Begin
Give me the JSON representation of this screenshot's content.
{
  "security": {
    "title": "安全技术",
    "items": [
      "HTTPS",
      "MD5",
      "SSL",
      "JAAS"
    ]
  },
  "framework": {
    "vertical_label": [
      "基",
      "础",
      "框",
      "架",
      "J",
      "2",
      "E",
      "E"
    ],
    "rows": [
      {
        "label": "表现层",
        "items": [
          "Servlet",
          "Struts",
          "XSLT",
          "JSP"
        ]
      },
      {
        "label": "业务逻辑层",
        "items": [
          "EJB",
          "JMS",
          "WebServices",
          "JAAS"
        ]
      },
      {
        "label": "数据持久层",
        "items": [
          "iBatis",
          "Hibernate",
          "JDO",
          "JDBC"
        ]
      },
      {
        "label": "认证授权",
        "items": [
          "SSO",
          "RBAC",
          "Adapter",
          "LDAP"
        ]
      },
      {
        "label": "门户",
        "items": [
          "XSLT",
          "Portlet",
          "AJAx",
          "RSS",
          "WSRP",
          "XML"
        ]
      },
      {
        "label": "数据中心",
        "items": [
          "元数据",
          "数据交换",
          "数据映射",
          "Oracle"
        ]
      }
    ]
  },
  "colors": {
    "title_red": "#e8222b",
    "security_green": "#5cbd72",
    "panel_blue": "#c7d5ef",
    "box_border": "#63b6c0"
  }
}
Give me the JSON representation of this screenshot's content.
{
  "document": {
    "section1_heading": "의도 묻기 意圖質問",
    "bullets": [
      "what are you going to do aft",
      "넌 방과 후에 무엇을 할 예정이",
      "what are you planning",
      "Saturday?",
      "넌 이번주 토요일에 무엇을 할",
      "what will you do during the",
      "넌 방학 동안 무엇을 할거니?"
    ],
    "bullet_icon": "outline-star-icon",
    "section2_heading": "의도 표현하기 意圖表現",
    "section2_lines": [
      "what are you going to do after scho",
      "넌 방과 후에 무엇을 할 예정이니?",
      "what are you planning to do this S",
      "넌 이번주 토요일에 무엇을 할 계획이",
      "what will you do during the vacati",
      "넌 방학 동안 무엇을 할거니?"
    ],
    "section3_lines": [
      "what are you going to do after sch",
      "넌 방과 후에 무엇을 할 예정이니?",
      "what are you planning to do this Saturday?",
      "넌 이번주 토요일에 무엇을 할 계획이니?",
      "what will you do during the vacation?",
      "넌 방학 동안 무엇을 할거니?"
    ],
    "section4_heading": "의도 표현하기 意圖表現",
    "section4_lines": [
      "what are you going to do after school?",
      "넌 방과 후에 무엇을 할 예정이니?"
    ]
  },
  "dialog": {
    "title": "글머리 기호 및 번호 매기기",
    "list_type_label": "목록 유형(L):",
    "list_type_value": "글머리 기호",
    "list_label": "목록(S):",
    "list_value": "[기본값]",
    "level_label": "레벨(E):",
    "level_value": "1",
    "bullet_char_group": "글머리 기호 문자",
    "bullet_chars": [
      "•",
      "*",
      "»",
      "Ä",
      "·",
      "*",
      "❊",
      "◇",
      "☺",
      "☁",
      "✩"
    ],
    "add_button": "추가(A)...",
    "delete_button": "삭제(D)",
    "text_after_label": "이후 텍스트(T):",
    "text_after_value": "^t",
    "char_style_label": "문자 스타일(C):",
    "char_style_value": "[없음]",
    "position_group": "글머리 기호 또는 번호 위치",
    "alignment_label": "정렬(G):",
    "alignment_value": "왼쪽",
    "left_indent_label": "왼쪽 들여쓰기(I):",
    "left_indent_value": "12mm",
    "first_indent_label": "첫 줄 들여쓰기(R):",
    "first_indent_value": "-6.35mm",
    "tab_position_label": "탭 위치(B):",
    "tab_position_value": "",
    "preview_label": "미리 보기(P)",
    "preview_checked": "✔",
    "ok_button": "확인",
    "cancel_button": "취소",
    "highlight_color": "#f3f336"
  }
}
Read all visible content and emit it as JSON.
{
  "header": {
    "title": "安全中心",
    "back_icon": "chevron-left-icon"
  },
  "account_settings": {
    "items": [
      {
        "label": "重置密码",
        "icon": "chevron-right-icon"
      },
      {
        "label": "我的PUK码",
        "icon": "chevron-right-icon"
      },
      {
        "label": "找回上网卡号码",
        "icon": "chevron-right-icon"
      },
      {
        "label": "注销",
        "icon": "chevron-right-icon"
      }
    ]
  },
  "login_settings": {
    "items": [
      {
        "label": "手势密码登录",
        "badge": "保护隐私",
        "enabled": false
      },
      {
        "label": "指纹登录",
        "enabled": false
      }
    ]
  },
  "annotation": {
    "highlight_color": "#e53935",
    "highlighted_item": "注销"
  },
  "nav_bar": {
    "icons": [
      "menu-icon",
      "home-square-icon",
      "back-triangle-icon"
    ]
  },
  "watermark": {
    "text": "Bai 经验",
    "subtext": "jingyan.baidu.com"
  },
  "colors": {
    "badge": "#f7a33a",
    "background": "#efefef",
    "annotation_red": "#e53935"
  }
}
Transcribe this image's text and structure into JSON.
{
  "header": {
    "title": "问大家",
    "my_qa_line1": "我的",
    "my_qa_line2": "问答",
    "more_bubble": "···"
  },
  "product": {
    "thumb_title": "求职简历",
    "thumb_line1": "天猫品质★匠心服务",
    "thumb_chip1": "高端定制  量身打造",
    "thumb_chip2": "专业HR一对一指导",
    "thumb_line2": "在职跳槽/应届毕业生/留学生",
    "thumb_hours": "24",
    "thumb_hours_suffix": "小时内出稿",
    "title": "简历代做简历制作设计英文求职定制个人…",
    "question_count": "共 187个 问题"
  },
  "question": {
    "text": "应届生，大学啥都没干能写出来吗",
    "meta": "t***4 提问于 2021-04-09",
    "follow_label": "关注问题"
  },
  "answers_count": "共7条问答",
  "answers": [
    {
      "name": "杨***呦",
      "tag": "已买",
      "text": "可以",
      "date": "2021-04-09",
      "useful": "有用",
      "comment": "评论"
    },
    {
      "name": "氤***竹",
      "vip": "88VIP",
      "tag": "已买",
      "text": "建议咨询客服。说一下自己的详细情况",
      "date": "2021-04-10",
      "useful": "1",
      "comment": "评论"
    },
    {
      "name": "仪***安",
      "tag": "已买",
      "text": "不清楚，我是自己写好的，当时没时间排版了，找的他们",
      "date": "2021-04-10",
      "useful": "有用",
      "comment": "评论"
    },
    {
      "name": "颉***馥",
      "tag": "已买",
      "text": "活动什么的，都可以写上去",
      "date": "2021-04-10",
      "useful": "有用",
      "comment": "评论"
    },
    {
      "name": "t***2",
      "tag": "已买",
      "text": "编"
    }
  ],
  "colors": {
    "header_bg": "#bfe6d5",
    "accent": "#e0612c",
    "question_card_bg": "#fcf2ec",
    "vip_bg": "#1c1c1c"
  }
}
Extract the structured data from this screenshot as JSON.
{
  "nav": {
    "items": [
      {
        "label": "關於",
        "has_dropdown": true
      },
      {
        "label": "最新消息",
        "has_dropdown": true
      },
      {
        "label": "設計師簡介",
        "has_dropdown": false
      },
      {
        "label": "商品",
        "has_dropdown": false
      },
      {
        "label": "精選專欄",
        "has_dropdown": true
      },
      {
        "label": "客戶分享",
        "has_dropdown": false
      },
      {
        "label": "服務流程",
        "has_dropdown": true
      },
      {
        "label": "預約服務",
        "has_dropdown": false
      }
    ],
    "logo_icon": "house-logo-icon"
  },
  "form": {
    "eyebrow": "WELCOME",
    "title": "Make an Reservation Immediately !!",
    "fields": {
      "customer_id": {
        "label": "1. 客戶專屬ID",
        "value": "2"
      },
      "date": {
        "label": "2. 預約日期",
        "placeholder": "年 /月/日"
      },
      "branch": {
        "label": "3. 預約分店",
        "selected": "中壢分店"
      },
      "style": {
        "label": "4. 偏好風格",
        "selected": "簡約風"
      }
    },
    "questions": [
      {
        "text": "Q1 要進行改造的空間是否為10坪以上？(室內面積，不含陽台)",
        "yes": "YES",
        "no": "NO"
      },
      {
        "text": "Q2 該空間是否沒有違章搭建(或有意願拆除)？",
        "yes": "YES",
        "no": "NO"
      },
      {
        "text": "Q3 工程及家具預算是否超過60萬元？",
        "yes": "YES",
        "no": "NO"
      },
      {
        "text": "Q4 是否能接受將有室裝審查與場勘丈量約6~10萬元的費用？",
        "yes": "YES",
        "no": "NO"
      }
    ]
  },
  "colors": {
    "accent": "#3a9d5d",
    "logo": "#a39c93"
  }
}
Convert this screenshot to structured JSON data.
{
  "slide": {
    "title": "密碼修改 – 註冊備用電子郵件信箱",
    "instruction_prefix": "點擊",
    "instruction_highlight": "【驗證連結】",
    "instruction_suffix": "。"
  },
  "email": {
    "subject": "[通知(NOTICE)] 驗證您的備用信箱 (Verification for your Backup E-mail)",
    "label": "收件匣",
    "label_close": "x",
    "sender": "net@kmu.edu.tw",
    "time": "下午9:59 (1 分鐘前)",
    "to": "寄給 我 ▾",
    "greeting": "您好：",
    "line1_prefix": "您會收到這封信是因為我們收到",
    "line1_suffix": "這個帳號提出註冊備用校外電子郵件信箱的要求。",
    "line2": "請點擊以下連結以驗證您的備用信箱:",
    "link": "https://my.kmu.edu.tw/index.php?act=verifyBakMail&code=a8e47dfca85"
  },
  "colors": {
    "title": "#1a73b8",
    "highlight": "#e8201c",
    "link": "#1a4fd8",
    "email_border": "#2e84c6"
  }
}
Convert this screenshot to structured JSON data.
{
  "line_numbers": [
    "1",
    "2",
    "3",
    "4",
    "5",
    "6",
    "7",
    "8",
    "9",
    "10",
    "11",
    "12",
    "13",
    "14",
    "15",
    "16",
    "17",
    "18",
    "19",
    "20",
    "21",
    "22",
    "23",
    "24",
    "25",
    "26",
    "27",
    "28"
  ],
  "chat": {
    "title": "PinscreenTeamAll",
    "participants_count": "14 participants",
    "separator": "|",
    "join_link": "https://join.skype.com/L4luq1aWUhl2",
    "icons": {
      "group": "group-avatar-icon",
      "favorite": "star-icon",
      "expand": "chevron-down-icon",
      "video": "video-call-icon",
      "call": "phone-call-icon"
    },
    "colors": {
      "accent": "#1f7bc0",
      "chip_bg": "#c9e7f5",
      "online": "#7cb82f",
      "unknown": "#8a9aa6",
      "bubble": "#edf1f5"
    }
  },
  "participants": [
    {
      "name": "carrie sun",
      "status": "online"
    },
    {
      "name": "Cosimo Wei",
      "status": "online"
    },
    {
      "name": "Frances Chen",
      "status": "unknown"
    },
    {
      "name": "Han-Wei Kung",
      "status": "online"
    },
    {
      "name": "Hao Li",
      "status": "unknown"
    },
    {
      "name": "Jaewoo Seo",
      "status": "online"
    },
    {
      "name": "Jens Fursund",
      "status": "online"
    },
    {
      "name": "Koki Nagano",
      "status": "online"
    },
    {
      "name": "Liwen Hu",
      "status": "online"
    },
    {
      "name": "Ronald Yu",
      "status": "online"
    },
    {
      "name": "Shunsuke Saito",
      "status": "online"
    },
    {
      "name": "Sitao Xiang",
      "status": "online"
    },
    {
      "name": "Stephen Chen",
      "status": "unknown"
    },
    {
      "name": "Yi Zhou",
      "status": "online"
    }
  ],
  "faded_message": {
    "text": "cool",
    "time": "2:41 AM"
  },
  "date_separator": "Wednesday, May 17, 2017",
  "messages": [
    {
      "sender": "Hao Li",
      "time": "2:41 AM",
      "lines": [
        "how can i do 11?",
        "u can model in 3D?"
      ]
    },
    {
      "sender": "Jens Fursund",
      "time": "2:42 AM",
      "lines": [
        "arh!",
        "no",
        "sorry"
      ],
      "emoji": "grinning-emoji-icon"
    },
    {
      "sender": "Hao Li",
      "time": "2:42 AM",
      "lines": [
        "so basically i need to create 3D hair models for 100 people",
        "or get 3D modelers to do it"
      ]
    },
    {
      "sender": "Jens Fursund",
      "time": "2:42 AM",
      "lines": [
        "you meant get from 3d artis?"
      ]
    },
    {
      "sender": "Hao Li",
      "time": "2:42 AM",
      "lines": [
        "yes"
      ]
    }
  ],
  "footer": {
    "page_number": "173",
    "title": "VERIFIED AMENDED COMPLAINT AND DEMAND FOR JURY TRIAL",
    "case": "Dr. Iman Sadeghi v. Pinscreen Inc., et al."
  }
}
End
Look through the data and gather every line with the string "this" in it.

* Full answer
Give me the JSON representation of this screenshot's content.
Give me the JSON representation of this screenshot's content.
      "what are you planning to do this S",
      "what are you planning to do this Saturday?",
Transcribe this image's text and structure into JSON.
Extract the structured data from this screenshot as JSON.
Convert this screenshot to structured JSON data.
Convert this screenshot to structured JSON data.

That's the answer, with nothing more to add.